■ **AIM OF THE EXERCISE**
Your task is to transcribe all of the data below exactly, omitting the images.

"""

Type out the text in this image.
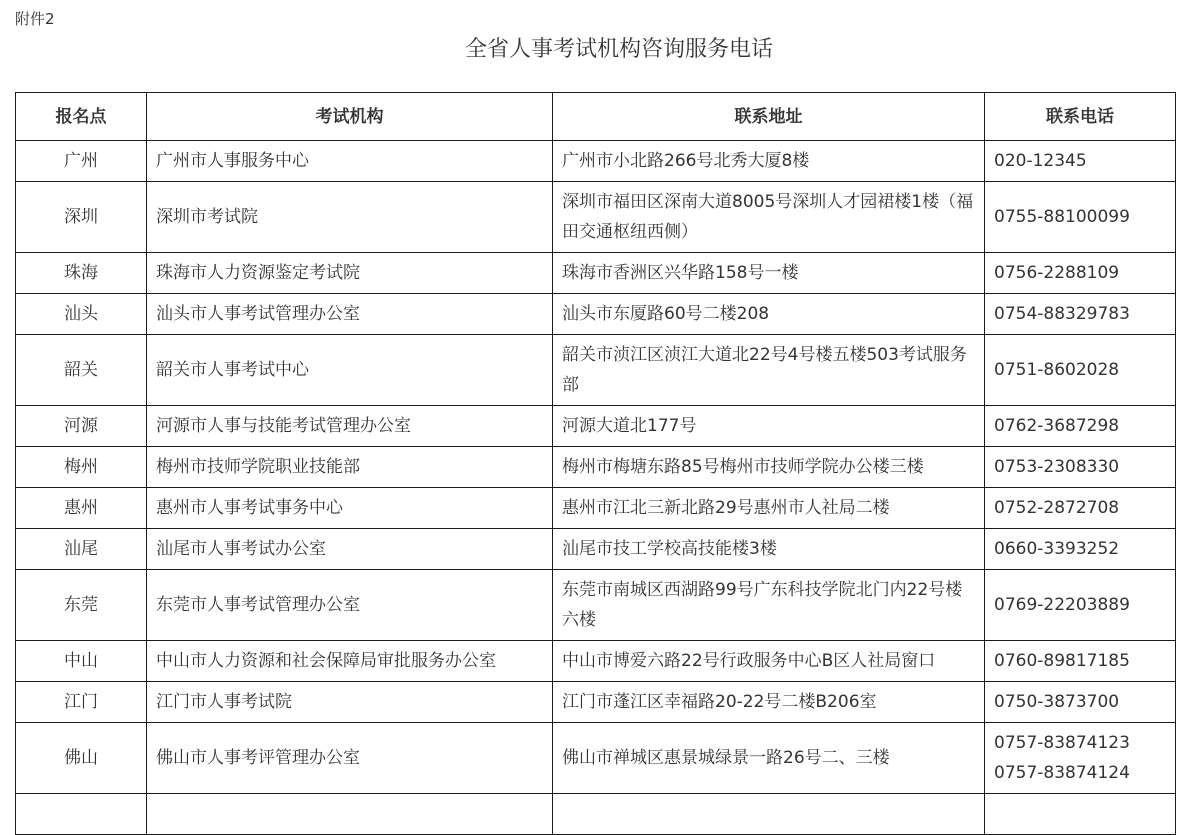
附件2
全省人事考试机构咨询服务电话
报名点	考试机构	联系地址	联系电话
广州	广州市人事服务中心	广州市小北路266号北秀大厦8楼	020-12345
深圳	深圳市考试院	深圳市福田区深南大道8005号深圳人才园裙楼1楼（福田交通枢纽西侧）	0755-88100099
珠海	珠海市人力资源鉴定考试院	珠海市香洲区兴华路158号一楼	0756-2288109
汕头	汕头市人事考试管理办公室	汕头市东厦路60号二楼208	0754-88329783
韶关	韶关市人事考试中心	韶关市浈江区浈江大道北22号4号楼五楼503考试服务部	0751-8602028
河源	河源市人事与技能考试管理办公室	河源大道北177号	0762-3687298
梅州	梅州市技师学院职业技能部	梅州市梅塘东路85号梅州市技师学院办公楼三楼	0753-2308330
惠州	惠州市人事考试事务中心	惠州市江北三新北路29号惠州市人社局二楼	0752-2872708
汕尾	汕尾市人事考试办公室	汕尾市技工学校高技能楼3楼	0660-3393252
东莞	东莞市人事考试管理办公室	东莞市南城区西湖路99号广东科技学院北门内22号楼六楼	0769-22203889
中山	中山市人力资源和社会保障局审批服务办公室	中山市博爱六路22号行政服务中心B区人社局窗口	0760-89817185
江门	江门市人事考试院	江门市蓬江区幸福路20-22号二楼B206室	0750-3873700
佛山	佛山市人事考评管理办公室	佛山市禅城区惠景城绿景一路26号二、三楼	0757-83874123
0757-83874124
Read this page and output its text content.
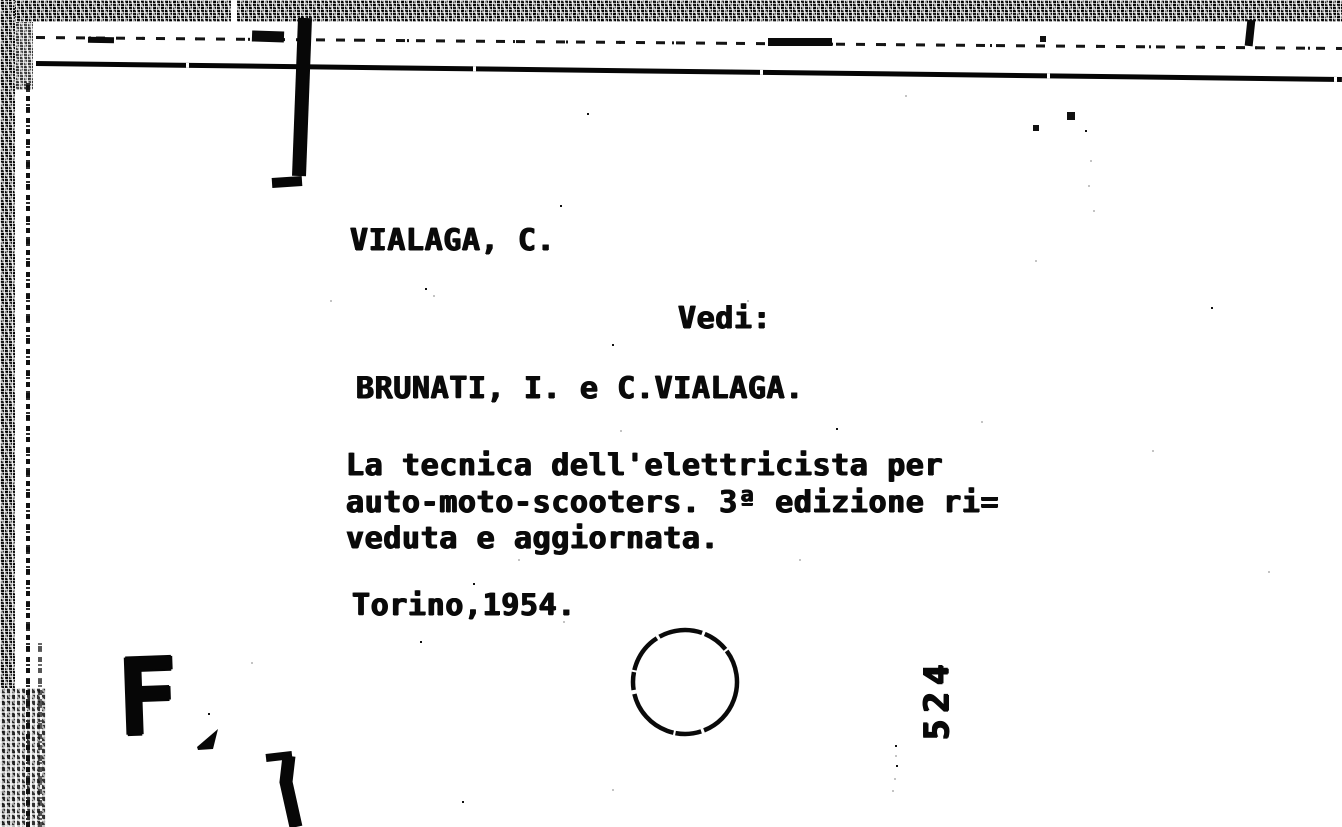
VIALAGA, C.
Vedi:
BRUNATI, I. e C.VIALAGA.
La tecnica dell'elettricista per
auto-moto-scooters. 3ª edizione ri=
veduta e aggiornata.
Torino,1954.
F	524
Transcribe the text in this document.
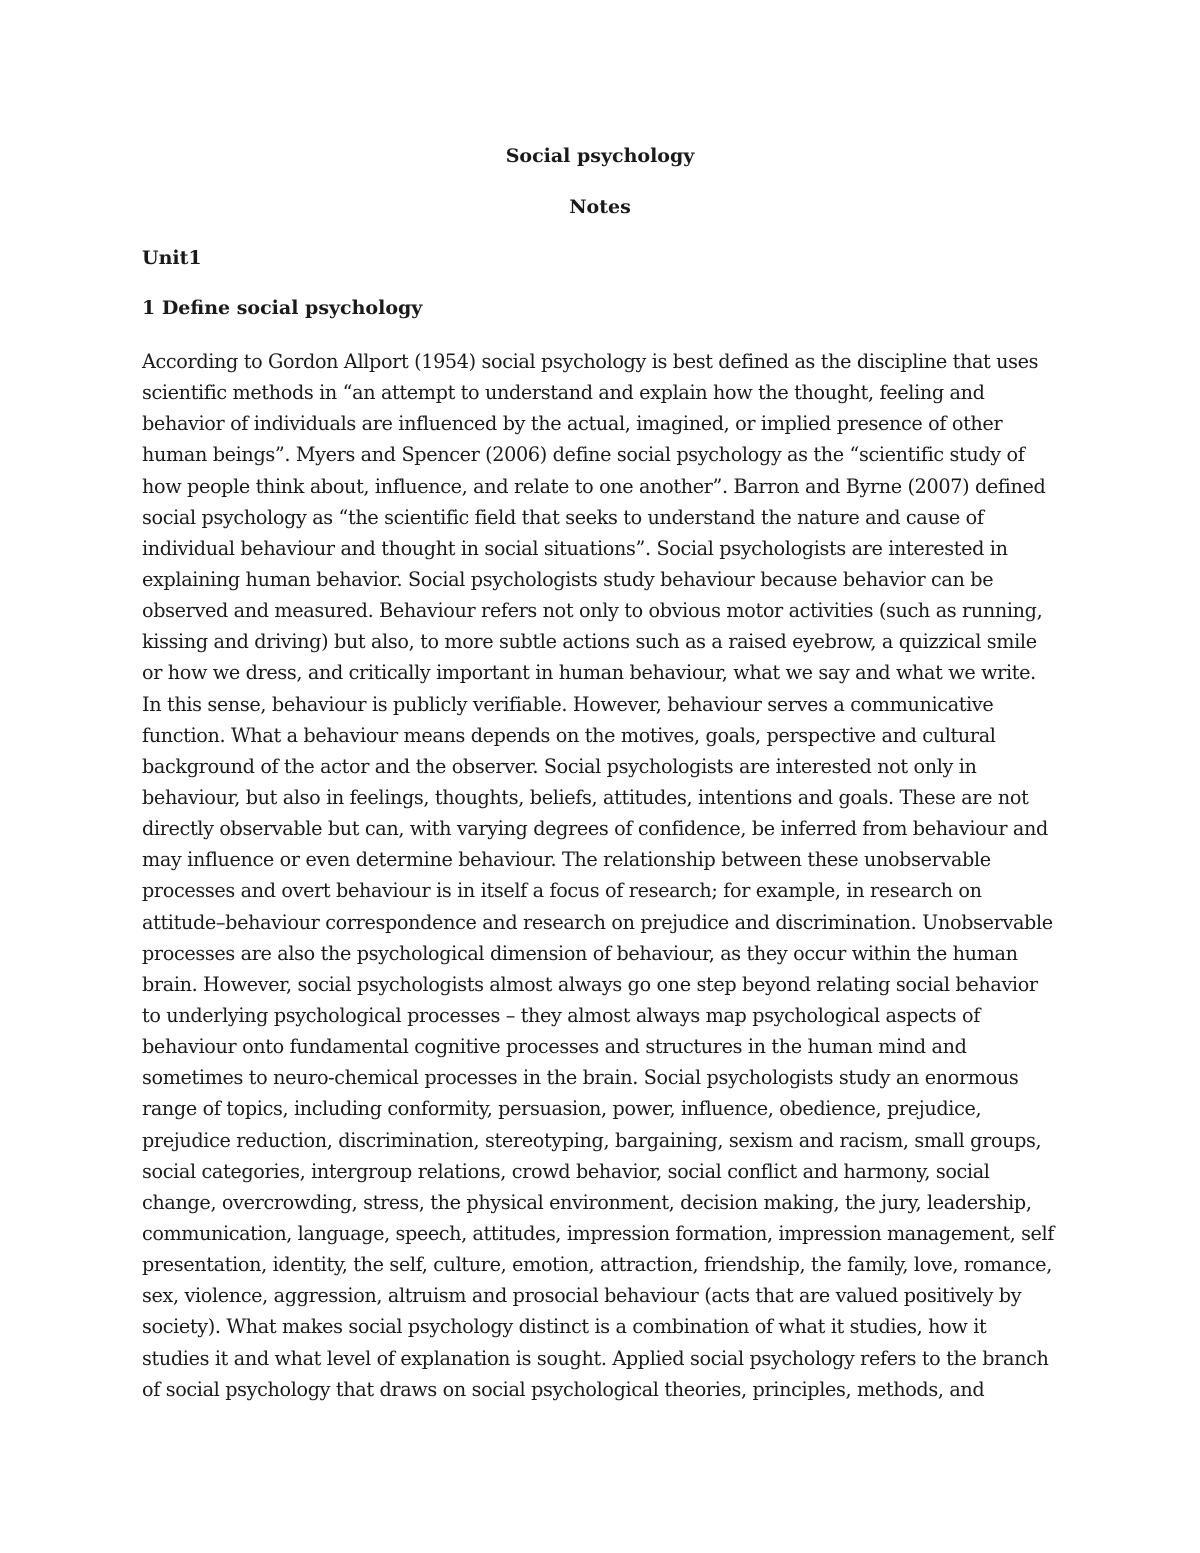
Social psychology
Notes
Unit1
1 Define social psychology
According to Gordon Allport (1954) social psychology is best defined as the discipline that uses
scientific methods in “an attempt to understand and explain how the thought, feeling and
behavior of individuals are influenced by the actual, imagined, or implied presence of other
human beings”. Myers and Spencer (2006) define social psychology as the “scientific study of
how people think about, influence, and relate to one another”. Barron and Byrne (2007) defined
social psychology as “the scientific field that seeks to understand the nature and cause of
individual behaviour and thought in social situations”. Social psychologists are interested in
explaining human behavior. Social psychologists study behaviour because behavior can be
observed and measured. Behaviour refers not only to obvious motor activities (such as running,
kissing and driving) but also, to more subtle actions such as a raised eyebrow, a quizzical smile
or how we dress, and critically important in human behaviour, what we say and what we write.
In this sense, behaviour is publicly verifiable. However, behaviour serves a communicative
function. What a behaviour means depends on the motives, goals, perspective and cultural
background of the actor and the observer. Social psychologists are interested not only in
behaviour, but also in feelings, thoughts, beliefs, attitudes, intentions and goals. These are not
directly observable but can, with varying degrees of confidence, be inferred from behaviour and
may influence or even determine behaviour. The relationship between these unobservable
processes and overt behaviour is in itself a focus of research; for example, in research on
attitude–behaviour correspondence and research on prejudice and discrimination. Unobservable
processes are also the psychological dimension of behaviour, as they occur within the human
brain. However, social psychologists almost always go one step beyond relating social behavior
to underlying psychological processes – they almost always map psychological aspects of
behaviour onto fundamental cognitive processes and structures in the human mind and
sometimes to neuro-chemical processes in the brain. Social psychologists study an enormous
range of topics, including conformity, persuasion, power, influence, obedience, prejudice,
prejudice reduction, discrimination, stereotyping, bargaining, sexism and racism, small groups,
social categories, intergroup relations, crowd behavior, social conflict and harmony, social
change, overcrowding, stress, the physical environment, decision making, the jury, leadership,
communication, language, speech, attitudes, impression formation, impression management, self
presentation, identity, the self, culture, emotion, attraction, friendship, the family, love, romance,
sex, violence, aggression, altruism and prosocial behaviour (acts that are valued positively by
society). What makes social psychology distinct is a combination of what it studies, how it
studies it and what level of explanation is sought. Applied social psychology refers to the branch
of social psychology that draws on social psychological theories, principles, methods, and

"""

■ **WRITTEN SOLUTION**
Type out the text in this image.
附件2
全省人事考试机构咨询服务电话
报名点	考试机构	联系地址	联系电话
广州	广州市人事服务中心	广州市小北路266号北秀大厦8楼	020-12345
深圳	深圳市考试院	深圳市福田区深南大道8005号深圳人才园裙楼1楼（福田交通枢纽西侧）	0755-88100099
珠海	珠海市人力资源鉴定考试院	珠海市香洲区兴华路158号一楼	0756-2288109
汕头	汕头市人事考试管理办公室	汕头市东厦路60号二楼208	0754-88329783
韶关	韶关市人事考试中心	韶关市浈江区浈江大道北22号4号楼五楼503考试服务部	0751-8602028
河源	河源市人事与技能考试管理办公室	河源大道北177号	0762-3687298
梅州	梅州市技师学院职业技能部	梅州市梅塘东路85号梅州市技师学院办公楼三楼	0753-2308330
惠州	惠州市人事考试事务中心	惠州市江北三新北路29号惠州市人社局二楼	0752-2872708
汕尾	汕尾市人事考试办公室	汕尾市技工学校高技能楼3楼	0660-3393252
东莞	东莞市人事考试管理办公室	东莞市南城区西湖路99号广东科技学院北门内22号楼六楼	0769-22203889
中山	中山市人力资源和社会保障局审批服务办公室	中山市博爱六路22号行政服务中心B区人社局窗口	0760-89817185
江门	江门市人事考试院	江门市蓬江区幸福路20-22号二楼B206室	0750-3873700
佛山	佛山市人事考评管理办公室	佛山市禅城区惠景城绿景一路26号二、三楼	0757-83874123
0757-83874124
Read this page and output its text content.
VIALAGA, C.
Vedi:
BRUNATI, I. e C.VIALAGA.
La tecnica dell'elettricista per
auto-moto-scooters. 3ª edizione ri=
veduta e aggiornata.
Torino,1954.
F	524
Transcribe the text in this document.
Social psychology
Notes
Unit1
1 Define social psychology
According to Gordon Allport (1954) social psychology is best defined as the discipline that uses
scientific methods in “an attempt to understand and explain how the thought, feeling and
behavior of individuals are influenced by the actual, imagined, or implied presence of other
human beings”. Myers and Spencer (2006) define social psychology as the “scientific study of
how people think about, influence, and relate to one another”. Barron and Byrne (2007) defined
social psychology as “the scientific field that seeks to understand the nature and cause of
individual behaviour and thought in social situations”. Social psychologists are interested in
explaining human behavior. Social psychologists study behaviour because behavior can be
observed and measured. Behaviour refers not only to obvious motor activities (such as running,
kissing and driving) but also, to more subtle actions such as a raised eyebrow, a quizzical smile
or how we dress, and critically important in human behaviour, what we say and what we write.
In this sense, behaviour is publicly verifiable. However, behaviour serves a communicative
function. What a behaviour means depends on the motives, goals, perspective and cultural
background of the actor and the observer. Social psychologists are interested not only in
behaviour, but also in feelings, thoughts, beliefs, attitudes, intentions and goals. These are not
directly observable but can, with varying degrees of confidence, be inferred from behaviour and
may influence or even determine behaviour. The relationship between these unobservable
processes and overt behaviour is in itself a focus of research; for example, in research on
attitude–behaviour correspondence and research on prejudice and discrimination. Unobservable
processes are also the psychological dimension of behaviour, as they occur within the human
brain. However, social psychologists almost always go one step beyond relating social behavior
to underlying psychological processes – they almost always map psychological aspects of
behaviour onto fundamental cognitive processes and structures in the human mind and
sometimes to neuro-chemical processes in the brain. Social psychologists study an enormous
range of topics, including conformity, persuasion, power, influence, obedience, prejudice,
prejudice reduction, discrimination, stereotyping, bargaining, sexism and racism, small groups,
social categories, intergroup relations, crowd behavior, social conflict and harmony, social
change, overcrowding, stress, the physical environment, decision making, the jury, leadership,
communication, language, speech, attitudes, impression formation, impression management, self
presentation, identity, the self, culture, emotion, attraction, friendship, the family, love, romance,
sex, violence, aggression, altruism and prosocial behaviour (acts that are valued positively by
society). What makes social psychology distinct is a combination of what it studies, how it
studies it and what level of explanation is sought. Applied social psychology refers to the branch
of social psychology that draws on social psychological theories, principles, methods, and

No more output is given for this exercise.